> _WORK TO COMPLETE_: Return each of the entries below precisely, with no pictures in the result.

------------

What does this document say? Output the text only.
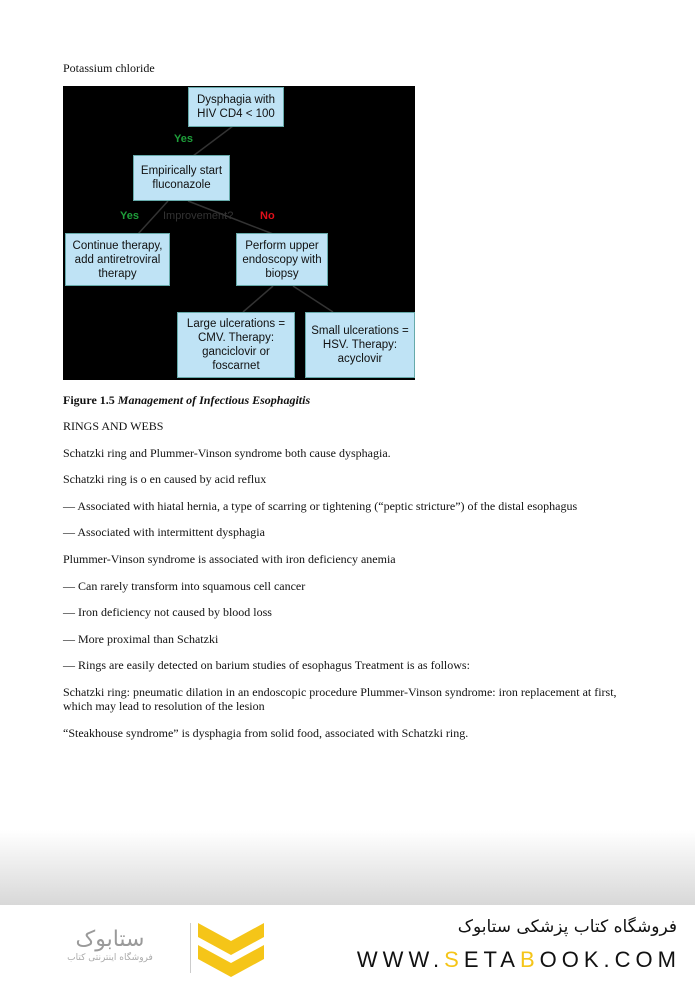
Potassium chloride
Dysphagia with HIV CD4 < 100
Yes
Empirically start fluconazole
Yes Improvement? No
Continue therapy, add antiretroviral therapy
Perform upper endoscopy with biopsy
Large ulcerations = CMV. Therapy: ganciclovir or foscarnet
Small ulcerations = HSV. Therapy: acyclovir
Figure 1.5 Management of Infectious Esophagitis
RINGS AND WEBS
Schatzki ring and Plummer-Vinson syndrome both cause dysphagia.
Schatzki ring is o en caused by acid reflux
— Associated with hiatal hernia, a type of scarring or tightening (“peptic stricture”) of the distal esophagus
— Associated with intermittent dysphagia
Plummer-Vinson syndrome is associated with iron deficiency anemia
— Can rarely transform into squamous cell cancer
— Iron deficiency not caused by blood loss
— More proximal than Schatzki
— Rings are easily detected on barium studies of esophagus Treatment is as follows:
Schatzki ring: pneumatic dilation in an endoscopic procedure Plummer-Vinson syndrome: iron replacement at first, which may lead to resolution of the lesion
“Steakhouse syndrome” is dysphagia from solid food, associated with Schatzki ring.
ستابوک
فروشگاه اینترنتی کتاب
فروشگاه کتاب پزشکی ستابوک
WWW.SETABOOK.COM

------------

> _ANSWER SECTION_:
What does this document say? Output the text only.
Potassium chloride
Dysphagia with HIV CD4 < 100
Yes
Empirically start fluconazole
Yes Improvement? No
Continue therapy, add antiretroviral therapy
Perform upper endoscopy with biopsy
Large ulcerations = CMV. Therapy: ganciclovir or foscarnet
Small ulcerations = HSV. Therapy: acyclovir
Figure 1.5 Management of Infectious Esophagitis
RINGS AND WEBS
Schatzki ring and Plummer-Vinson syndrome both cause dysphagia.
Schatzki ring is o en caused by acid reflux
— Associated with hiatal hernia, a type of scarring or tightening (“peptic stricture”) of the distal esophagus
— Associated with intermittent dysphagia
Plummer-Vinson syndrome is associated with iron deficiency anemia
— Can rarely transform into squamous cell cancer
— Iron deficiency not caused by blood loss
— More proximal than Schatzki
— Rings are easily detected on barium studies of esophagus Treatment is as follows:
Schatzki ring: pneumatic dilation in an endoscopic procedure Plummer-Vinson syndrome: iron replacement at first, which may lead to resolution of the lesion
“Steakhouse syndrome” is dysphagia from solid food, associated with Schatzki ring.
ستابوک
فروشگاه اینترنتی کتاب
فروشگاه کتاب پزشکی ستابوک
WWW.SETABOOK.COM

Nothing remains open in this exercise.